◆ Stored items:

-*-*-

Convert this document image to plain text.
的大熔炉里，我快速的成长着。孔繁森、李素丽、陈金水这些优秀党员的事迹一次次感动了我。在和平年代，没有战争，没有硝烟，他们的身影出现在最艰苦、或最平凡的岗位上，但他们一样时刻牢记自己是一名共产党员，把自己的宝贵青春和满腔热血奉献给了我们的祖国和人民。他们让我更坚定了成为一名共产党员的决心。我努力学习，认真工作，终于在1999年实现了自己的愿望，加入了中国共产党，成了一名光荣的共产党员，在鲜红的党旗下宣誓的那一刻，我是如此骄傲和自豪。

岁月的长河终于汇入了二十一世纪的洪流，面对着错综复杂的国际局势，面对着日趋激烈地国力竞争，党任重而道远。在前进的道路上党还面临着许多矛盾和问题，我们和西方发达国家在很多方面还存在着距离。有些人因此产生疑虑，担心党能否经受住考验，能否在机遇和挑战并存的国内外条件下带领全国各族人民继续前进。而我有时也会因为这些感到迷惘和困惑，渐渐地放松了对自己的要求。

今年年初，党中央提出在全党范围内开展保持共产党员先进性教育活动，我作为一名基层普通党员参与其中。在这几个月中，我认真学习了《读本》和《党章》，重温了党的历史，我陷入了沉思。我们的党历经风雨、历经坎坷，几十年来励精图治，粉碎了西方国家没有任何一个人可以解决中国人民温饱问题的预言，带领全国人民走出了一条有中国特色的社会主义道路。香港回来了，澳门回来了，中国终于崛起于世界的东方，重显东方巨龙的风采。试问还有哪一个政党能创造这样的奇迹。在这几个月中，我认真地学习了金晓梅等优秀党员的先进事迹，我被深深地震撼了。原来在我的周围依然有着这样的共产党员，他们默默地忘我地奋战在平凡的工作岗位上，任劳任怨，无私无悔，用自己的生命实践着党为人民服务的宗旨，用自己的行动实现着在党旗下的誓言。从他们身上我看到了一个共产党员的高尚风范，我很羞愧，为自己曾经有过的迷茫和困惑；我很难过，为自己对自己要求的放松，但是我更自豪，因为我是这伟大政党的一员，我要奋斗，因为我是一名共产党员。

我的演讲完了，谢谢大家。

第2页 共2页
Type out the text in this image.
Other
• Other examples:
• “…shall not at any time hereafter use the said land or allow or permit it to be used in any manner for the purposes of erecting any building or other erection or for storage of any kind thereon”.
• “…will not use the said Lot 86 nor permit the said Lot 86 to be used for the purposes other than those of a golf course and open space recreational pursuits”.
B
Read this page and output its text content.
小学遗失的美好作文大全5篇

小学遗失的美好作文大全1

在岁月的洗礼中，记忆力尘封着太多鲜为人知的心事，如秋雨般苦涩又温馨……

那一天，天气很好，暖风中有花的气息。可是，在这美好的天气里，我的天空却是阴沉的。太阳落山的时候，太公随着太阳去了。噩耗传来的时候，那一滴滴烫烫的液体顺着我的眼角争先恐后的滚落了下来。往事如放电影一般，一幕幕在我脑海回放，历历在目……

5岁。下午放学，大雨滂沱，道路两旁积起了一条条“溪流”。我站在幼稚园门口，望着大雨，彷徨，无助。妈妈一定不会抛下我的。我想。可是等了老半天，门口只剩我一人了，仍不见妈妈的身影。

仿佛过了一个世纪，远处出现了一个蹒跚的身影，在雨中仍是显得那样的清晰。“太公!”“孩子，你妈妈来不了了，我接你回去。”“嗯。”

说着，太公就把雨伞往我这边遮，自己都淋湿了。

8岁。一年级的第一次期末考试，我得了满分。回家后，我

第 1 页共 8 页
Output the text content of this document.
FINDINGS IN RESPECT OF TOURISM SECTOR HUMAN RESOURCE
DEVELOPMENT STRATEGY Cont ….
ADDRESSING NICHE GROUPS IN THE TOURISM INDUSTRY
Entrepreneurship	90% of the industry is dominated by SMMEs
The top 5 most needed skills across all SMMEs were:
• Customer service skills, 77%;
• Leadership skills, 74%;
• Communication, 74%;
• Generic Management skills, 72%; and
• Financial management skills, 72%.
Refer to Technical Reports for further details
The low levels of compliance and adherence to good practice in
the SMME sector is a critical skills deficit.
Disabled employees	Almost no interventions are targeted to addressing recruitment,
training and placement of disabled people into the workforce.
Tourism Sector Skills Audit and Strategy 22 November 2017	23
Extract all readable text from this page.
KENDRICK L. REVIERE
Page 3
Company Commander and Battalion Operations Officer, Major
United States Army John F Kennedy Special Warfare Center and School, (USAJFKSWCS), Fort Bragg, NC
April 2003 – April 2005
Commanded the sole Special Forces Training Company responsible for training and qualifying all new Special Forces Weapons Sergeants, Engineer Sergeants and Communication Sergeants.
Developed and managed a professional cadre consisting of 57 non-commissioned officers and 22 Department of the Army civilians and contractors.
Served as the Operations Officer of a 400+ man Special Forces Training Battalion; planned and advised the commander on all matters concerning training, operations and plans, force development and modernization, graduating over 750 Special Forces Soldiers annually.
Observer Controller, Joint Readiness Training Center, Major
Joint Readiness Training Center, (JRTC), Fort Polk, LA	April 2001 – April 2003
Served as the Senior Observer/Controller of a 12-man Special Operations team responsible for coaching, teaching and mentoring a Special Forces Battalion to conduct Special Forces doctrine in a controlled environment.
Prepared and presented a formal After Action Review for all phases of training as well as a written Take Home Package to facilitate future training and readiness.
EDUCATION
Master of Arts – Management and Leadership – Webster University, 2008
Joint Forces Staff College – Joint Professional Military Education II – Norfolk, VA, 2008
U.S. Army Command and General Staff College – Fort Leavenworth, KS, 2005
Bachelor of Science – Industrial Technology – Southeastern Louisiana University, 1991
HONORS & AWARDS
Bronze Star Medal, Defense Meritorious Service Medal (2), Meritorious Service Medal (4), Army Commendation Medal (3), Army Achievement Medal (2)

-*-*-

◆ EXERCISE OBJECTIVE: Write out each line of the data above again, exactly as given.

◆ RESPONSE TO THE TASK:
Convert this document image to plain text.
的大熔炉里，我快速的成长着。孔繁森、李素丽、陈金水这些优秀党员的事迹一次次感动了我。在和平年代，没有战争，没有硝烟，他们的身影出现在最艰苦、或最平凡的岗位上，但他们一样时刻牢记自己是一名共产党员，把自己的宝贵青春和满腔热血奉献给了我们的祖国和人民。他们让我更坚定了成为一名共产党员的决心。我努力学习，认真工作，终于在1999年实现了自己的愿望，加入了中国共产党，成了一名光荣的共产党员，在鲜红的党旗下宣誓的那一刻，我是如此骄傲和自豪。

岁月的长河终于汇入了二十一世纪的洪流，面对着错综复杂的国际局势，面对着日趋激烈地国力竞争，党任重而道远。在前进的道路上党还面临着许多矛盾和问题，我们和西方发达国家在很多方面还存在着距离。有些人因此产生疑虑，担心党能否经受住考验，能否在机遇和挑战并存的国内外条件下带领全国各族人民继续前进。而我有时也会因为这些感到迷惘和困惑，渐渐地放松了对自己的要求。

今年年初，党中央提出在全党范围内开展保持共产党员先进性教育活动，我作为一名基层普通党员参与其中。在这几个月中，我认真学习了《读本》和《党章》，重温了党的历史，我陷入了沉思。我们的党历经风雨、历经坎坷，几十年来励精图治，粉碎了西方国家没有任何一个人可以解决中国人民温饱问题的预言，带领全国人民走出了一条有中国特色的社会主义道路。香港回来了，澳门回来了，中国终于崛起于世界的东方，重显东方巨龙的风采。试问还有哪一个政党能创造这样的奇迹。在这几个月中，我认真地学习了金晓梅等优秀党员的先进事迹，我被深深地震撼了。原来在我的周围依然有着这样的共产党员，他们默默地忘我地奋战在平凡的工作岗位上，任劳任怨，无私无悔，用自己的生命实践着党为人民服务的宗旨，用自己的行动实现着在党旗下的誓言。从他们身上我看到了一个共产党员的高尚风范，我很羞愧，为自己曾经有过的迷茫和困惑；我很难过，为自己对自己要求的放松，但是我更自豪，因为我是这伟大政党的一员，我要奋斗，因为我是一名共产党员。

我的演讲完了，谢谢大家。

第2页 共2页
Type out the text in this image.
Other
• Other examples:
• “…shall not at any time hereafter use the said land or allow or permit it to be used in any manner for the purposes of erecting any building or other erection or for storage of any kind thereon”.
• “…will not use the said Lot 86 nor permit the said Lot 86 to be used for the purposes other than those of a golf course and open space recreational pursuits”.
B
Read this page and output its text content.
小学遗失的美好作文大全5篇

小学遗失的美好作文大全1

在岁月的洗礼中，记忆力尘封着太多鲜为人知的心事，如秋雨般苦涩又温馨……

那一天，天气很好，暖风中有花的气息。可是，在这美好的天气里，我的天空却是阴沉的。太阳落山的时候，太公随着太阳去了。噩耗传来的时候，那一滴滴烫烫的液体顺着我的眼角争先恐后的滚落了下来。往事如放电影一般，一幕幕在我脑海回放，历历在目……

5岁。下午放学，大雨滂沱，道路两旁积起了一条条“溪流”。我站在幼稚园门口，望着大雨，彷徨，无助。妈妈一定不会抛下我的。我想。可是等了老半天，门口只剩我一人了，仍不见妈妈的身影。

仿佛过了一个世纪，远处出现了一个蹒跚的身影，在雨中仍是显得那样的清晰。“太公!”“孩子，你妈妈来不了了，我接你回去。”“嗯。”

说着，太公就把雨伞往我这边遮，自己都淋湿了。

8岁。一年级的第一次期末考试，我得了满分。回家后，我

第 1 页共 8 页
Output the text content of this document.
FINDINGS IN RESPECT OF TOURISM SECTOR HUMAN RESOURCE
DEVELOPMENT STRATEGY Cont ….
ADDRESSING NICHE GROUPS IN THE TOURISM INDUSTRY
Entrepreneurship	90% of the industry is dominated by SMMEs
The top 5 most needed skills across all SMMEs were:
• Customer service skills, 77%;
• Leadership skills, 74%;
• Communication, 74%;
• Generic Management skills, 72%; and
• Financial management skills, 72%.
Refer to Technical Reports for further details
The low levels of compliance and adherence to good practice in
the SMME sector is a critical skills deficit.
Disabled employees	Almost no interventions are targeted to addressing recruitment,
training and placement of disabled people into the workforce.
Tourism Sector Skills Audit and Strategy 22 November 2017	23
Extract all readable text from this page.
KENDRICK L. REVIERE
Page 3
Company Commander and Battalion Operations Officer, Major
United States Army John F Kennedy Special Warfare Center and School, (USAJFKSWCS), Fort Bragg, NC
April 2003 – April 2005
Commanded the sole Special Forces Training Company responsible for training and qualifying all new Special Forces Weapons Sergeants, Engineer Sergeants and Communication Sergeants.
Developed and managed a professional cadre consisting of 57 non-commissioned officers and 22 Department of the Army civilians and contractors.
Served as the Operations Officer of a 400+ man Special Forces Training Battalion; planned and advised the commander on all matters concerning training, operations and plans, force development and modernization, graduating over 750 Special Forces Soldiers annually.
Observer Controller, Joint Readiness Training Center, Major
Joint Readiness Training Center, (JRTC), Fort Polk, LA	April 2001 – April 2003
Served as the Senior Observer/Controller of a 12-man Special Operations team responsible for coaching, teaching and mentoring a Special Forces Battalion to conduct Special Forces doctrine in a controlled environment.
Prepared and presented a formal After Action Review for all phases of training as well as a written Take Home Package to facilitate future training and readiness.
EDUCATION
Master of Arts – Management and Leadership – Webster University, 2008
Joint Forces Staff College – Joint Professional Military Education II – Norfolk, VA, 2008
U.S. Army Command and General Staff College – Fort Leavenworth, KS, 2005
Bachelor of Science – Industrial Technology – Southeastern Louisiana University, 1991
HONORS & AWARDS
Bronze Star Medal, Defense Meritorious Service Medal (2), Meritorious Service Medal (4), Army Commendation Medal (3), Army Achievement Medal (2)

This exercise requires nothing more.